Task instructions -
In the material below, the lines containing the word "this" are required; copy each of them.

(Figure contents as structured data)
"""

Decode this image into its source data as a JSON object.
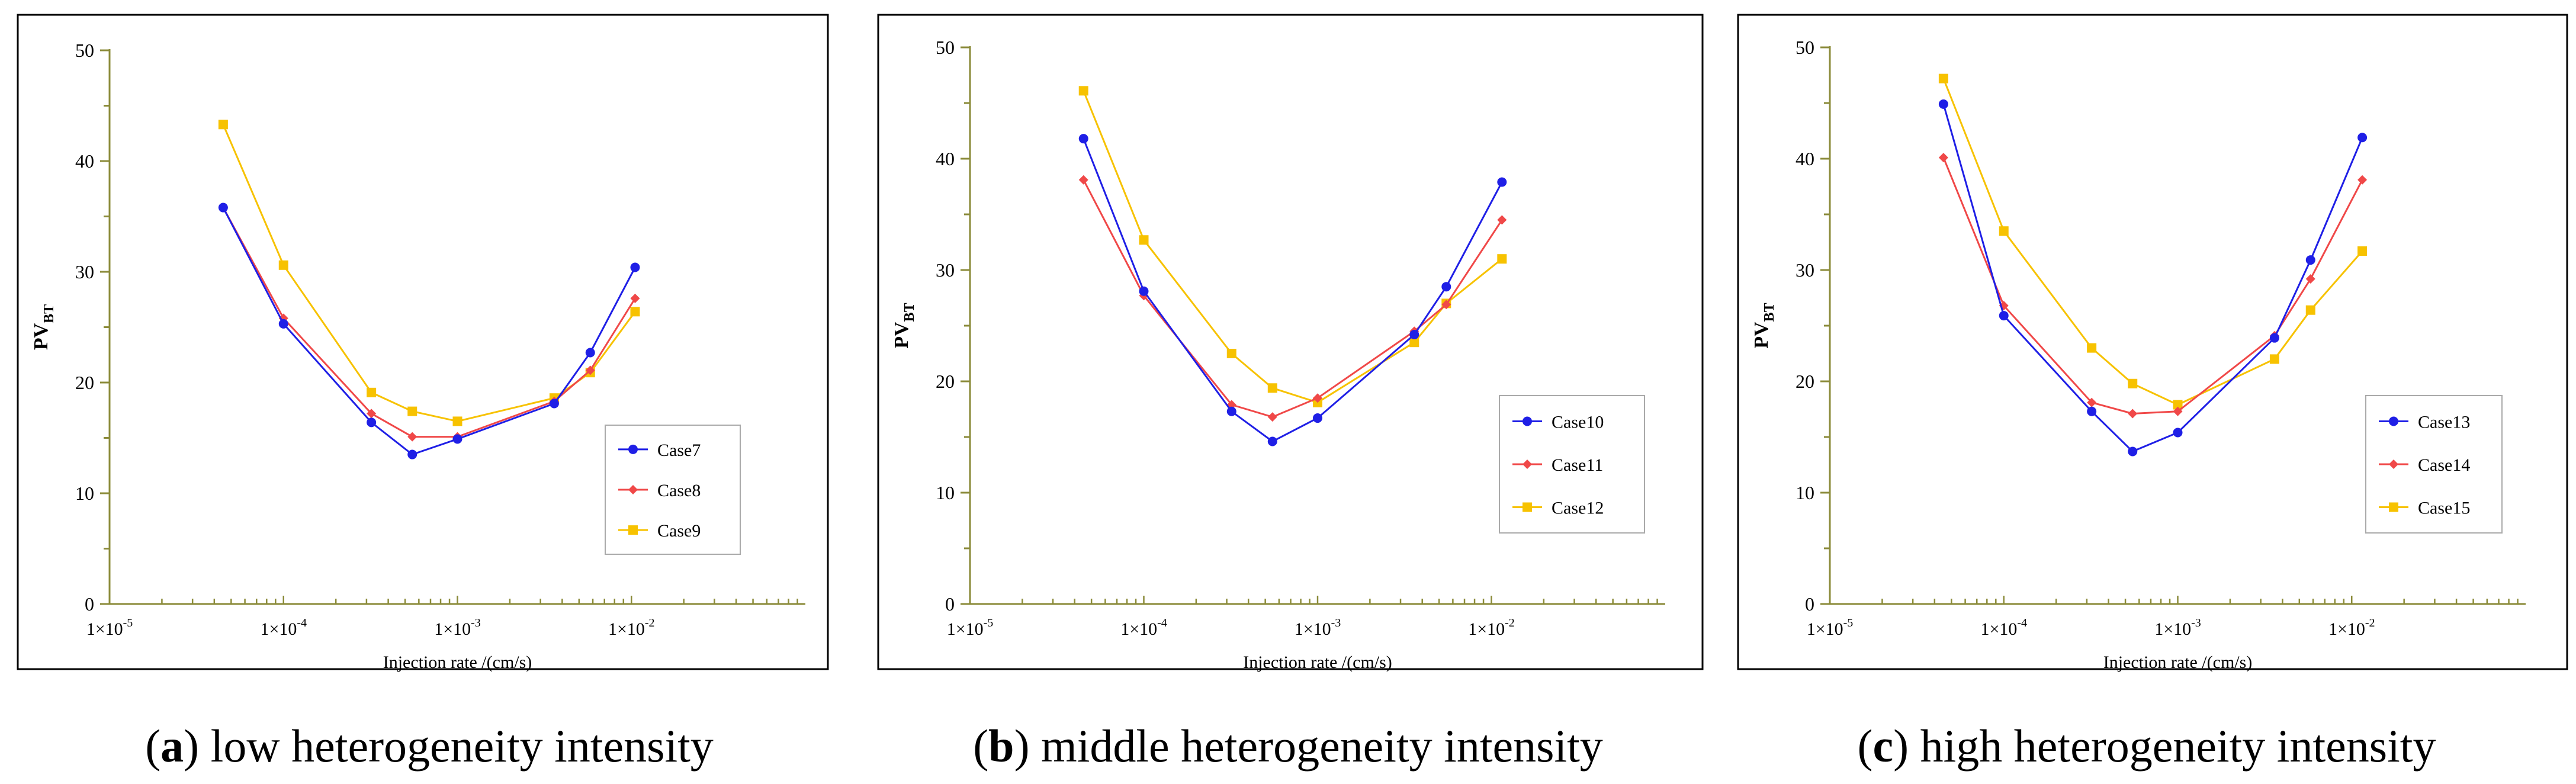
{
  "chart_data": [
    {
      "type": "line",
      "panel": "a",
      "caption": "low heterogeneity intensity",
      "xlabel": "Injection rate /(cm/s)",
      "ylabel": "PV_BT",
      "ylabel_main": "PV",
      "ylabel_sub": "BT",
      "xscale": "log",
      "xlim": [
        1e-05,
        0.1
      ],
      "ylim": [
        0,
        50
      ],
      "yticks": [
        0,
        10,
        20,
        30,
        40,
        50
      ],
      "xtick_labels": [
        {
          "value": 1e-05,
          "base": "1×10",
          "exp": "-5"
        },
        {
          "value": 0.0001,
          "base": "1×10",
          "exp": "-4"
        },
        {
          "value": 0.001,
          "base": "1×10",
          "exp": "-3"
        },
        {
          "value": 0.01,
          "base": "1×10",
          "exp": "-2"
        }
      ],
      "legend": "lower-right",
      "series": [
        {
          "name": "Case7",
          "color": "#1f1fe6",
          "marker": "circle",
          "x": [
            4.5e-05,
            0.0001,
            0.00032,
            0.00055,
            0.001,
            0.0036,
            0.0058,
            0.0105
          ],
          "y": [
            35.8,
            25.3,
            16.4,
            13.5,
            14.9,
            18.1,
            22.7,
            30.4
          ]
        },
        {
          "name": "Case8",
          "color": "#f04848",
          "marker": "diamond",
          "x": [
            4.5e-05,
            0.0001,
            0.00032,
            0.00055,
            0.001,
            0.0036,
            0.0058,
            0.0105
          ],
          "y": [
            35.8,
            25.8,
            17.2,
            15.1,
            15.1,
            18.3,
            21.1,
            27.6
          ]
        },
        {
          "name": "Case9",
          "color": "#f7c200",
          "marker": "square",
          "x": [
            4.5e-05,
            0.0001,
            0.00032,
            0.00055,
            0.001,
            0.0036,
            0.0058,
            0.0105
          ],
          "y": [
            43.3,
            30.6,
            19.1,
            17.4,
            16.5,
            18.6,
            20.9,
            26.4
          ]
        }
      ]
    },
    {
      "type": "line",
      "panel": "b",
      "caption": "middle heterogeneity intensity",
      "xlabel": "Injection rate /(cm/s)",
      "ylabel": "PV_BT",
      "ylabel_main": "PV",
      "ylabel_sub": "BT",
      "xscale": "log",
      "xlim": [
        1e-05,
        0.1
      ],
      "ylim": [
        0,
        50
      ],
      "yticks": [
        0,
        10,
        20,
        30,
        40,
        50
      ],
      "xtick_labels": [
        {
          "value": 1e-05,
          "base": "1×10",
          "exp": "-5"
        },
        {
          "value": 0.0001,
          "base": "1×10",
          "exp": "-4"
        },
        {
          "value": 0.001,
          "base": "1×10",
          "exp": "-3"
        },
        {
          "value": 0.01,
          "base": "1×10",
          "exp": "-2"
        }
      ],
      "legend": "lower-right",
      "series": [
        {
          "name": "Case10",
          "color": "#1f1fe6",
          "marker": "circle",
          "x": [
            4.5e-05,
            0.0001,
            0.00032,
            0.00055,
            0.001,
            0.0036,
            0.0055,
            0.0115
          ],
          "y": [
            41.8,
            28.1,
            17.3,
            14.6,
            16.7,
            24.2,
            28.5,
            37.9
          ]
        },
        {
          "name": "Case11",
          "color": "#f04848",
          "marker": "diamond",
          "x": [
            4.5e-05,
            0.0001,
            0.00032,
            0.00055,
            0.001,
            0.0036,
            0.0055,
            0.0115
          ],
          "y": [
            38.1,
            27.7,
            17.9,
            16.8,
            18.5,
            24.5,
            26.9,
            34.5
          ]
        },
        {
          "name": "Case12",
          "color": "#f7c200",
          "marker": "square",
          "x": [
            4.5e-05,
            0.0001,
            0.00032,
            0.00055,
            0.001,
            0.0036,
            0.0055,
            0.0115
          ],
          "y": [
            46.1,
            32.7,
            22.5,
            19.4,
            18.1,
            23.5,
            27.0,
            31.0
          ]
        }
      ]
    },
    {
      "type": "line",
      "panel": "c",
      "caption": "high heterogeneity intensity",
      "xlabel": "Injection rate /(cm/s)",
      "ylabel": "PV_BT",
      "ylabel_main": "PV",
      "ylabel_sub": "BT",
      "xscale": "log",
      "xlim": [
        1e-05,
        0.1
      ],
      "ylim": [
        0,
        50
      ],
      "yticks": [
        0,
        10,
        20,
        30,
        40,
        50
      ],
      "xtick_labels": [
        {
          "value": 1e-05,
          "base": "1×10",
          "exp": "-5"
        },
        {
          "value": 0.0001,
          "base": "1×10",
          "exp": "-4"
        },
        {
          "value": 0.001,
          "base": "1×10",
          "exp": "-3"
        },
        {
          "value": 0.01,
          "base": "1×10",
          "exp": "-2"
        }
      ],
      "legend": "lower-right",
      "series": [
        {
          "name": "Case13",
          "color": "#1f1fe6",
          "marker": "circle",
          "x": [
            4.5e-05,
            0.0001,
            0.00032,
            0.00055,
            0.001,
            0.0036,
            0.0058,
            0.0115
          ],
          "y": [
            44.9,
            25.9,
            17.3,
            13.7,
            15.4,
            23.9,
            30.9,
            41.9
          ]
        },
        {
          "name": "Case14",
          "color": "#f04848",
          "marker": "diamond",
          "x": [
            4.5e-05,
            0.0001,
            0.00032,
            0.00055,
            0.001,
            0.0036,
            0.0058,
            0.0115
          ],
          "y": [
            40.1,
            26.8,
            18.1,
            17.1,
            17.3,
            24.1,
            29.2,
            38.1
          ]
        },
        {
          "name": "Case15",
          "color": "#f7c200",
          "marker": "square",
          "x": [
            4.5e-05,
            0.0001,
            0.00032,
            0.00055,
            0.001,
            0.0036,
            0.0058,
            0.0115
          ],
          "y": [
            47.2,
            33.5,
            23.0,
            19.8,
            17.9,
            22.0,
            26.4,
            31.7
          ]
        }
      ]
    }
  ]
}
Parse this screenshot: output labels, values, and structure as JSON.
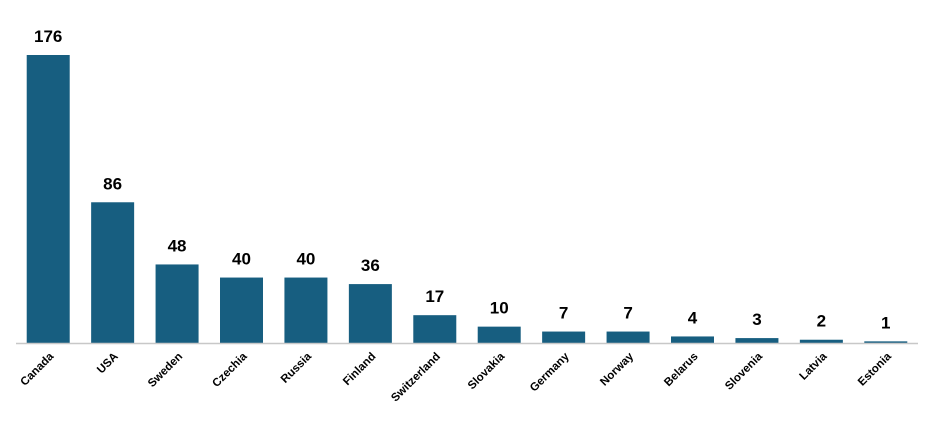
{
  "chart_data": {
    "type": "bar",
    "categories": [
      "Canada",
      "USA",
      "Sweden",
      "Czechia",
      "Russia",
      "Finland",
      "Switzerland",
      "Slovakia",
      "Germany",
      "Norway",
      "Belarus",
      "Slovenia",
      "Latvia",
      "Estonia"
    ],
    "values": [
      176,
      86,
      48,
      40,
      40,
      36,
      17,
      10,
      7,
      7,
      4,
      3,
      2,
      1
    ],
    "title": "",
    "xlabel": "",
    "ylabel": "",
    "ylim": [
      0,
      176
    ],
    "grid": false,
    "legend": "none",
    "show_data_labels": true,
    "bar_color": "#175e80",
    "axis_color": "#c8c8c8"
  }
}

"""

Written answer -
Decode this image into its source data as a JSON object.
Parse this screenshot: output labels, values, and structure as JSON.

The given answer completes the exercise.